▸ EXERCISE BRIEF: Any picture among the records should be left out, please; retype the rest exactly.

▼▼▼

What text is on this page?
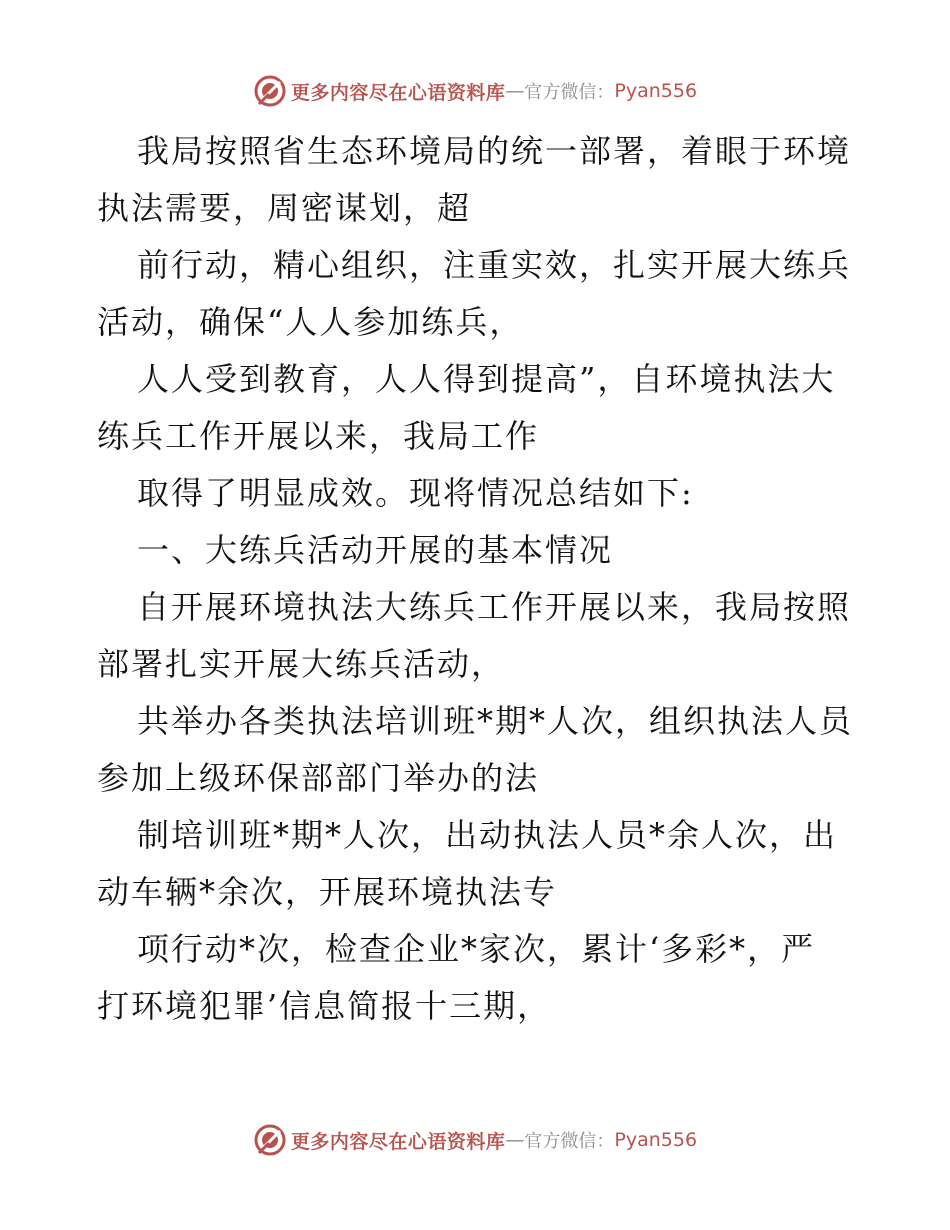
更多内容尽在心语资料库 — 官方微信： Pyan556
我局按照省生态环境局的统一部署，着眼于环境
执法需要，周密谋划，超
前行动，精心组织，注重实效，扎实开展大练兵
活动，确保“人人参加练兵，
人人受到教育，人人得到提高”，自环境执法大
练兵工作开展以来，我局工作
取得了明显成效。现将情况总结如下:
一、大练兵活动开展的基本情况
自开展环境执法大练兵工作开展以来，我局按照
部署扎实开展大练兵活动，
共举办各类执法培训班*期*人次，组织执法人员
参加上级环保部部门举办的法
制培训班*期*人次，出动执法人员*余人次，出
动车辆*余次，开展环境执法专
项行动*次，检查企业*家次，累计‘多彩*，严
打环境犯罪’信息简报十三期，
更多内容尽在心语资料库 — 官方微信： Pyan556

▲▲▲

▸ SOLUTION:
What text is on this page?
更多内容尽在心语资料库 — 官方微信： Pyan556
我局按照省生态环境局的统一部署，着眼于环境
执法需要，周密谋划，超
前行动，精心组织，注重实效，扎实开展大练兵
活动，确保“人人参加练兵，
人人受到教育，人人得到提高”，自环境执法大
练兵工作开展以来，我局工作
取得了明显成效。现将情况总结如下:
一、大练兵活动开展的基本情况
自开展环境执法大练兵工作开展以来，我局按照
部署扎实开展大练兵活动，
共举办各类执法培训班*期*人次，组织执法人员
参加上级环保部部门举办的法
制培训班*期*人次，出动执法人员*余人次，出
动车辆*余次，开展环境执法专
项行动*次，检查企业*家次，累计‘多彩*，严
打环境犯罪’信息简报十三期，
更多内容尽在心语资料库 — 官方微信： Pyan556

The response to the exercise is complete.